▸ **What is needed**: From the Kedwaii biography, reproduce word for word the portion starting with "Kedwaii completed his" and going on through "United Provinces branch.".

▸ **Text shown**:

Pakistani independence activist (1901 – 1973)

Syed Amir-uddin Kedwaii (Note: ) PMGM (1901 – 21 August 1973) was a Pakistani barrister, politician and independence activist, known for designing the national flag of Pakistan. He was posthumously awarded the 'Pakistan Movement Gold Medal' in 1991 by the government of Pakistan, for his efforts during the Pakistan Movement.

==Biography==
Kedwaii was born in 1901 in Barabanki, North Western Provinces of British India.
Kedwaii completed his LL.B at Aligarh University.

He started his political career as an activist of the Khilafat movement in the British Raj. He was a member of the Khilafat Committee and was later made its Chief Leader. Maulana Shaukat Ali used to call him "My Lieutenant". After the termination of the Khilafat Movement, Maulana Shaukat Ali laid the foundation for the Khuddam-e-Ka'aba Association in the British Raj, of which Kedwaii was appointed President of the United Provinces branch.

▸ **Dataset content**:
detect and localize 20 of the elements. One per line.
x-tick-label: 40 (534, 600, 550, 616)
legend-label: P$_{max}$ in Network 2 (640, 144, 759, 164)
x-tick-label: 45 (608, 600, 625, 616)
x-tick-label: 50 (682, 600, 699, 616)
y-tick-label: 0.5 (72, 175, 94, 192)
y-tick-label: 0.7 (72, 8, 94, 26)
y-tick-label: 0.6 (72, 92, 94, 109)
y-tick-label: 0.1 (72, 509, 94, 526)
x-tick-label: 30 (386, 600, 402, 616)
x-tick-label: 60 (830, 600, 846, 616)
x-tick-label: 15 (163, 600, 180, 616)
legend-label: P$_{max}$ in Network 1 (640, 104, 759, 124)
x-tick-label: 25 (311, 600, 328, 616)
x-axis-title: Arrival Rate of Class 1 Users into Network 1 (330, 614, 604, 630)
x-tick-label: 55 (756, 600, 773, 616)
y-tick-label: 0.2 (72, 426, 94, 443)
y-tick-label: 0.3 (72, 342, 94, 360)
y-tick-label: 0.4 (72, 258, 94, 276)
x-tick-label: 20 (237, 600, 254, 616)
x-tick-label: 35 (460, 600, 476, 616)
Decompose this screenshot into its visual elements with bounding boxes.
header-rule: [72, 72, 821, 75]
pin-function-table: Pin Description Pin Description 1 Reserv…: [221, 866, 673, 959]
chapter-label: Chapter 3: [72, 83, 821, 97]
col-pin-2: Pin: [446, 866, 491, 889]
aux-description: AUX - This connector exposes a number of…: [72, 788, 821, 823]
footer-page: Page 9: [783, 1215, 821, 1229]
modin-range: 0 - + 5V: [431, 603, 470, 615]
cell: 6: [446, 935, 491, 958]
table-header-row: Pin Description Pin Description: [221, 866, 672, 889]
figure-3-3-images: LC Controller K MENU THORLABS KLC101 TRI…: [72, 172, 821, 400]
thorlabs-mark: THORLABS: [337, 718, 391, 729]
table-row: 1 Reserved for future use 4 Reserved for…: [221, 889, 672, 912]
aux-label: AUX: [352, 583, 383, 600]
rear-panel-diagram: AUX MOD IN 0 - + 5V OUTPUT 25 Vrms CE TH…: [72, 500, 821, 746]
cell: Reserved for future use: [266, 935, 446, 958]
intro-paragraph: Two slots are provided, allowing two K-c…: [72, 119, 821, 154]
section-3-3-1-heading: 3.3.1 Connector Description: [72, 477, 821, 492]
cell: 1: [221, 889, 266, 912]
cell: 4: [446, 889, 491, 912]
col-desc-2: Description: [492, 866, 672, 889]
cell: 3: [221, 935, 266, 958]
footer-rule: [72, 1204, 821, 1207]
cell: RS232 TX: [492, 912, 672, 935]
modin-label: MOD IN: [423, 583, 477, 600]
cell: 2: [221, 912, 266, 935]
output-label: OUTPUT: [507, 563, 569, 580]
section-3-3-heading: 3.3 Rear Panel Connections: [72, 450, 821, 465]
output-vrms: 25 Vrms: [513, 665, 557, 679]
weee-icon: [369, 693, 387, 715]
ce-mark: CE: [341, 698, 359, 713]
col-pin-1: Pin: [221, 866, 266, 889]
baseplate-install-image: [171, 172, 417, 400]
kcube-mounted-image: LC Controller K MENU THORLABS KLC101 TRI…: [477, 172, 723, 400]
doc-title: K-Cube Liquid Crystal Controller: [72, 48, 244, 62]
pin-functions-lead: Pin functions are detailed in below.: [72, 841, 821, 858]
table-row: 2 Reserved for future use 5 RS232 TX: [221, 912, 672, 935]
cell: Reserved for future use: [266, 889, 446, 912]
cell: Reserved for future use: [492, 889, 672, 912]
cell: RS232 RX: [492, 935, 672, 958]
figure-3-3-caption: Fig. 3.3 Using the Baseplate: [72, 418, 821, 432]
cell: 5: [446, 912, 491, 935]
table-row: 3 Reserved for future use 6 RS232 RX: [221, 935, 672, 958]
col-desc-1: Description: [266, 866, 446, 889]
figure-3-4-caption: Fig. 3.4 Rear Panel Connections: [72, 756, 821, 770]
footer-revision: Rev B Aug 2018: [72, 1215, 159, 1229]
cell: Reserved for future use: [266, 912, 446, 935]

▸ **Solution to this task**:
Kedwaii completed his LL.B at Aligarh University.

He started his political career as an activist of the Khilafat movement in the British Raj. He was a member of the Khilafat Committee and was later made its Chief Leader. Maulana Shaukat Ali used to call him "My Lieutenant". After the termination of the Khilafat Movement, Maulana Shaukat Ali laid the foundation for the Khuddam-e-Ka'aba Association in the British Raj, of which Kedwaii was appointed President of the United Provinces branch.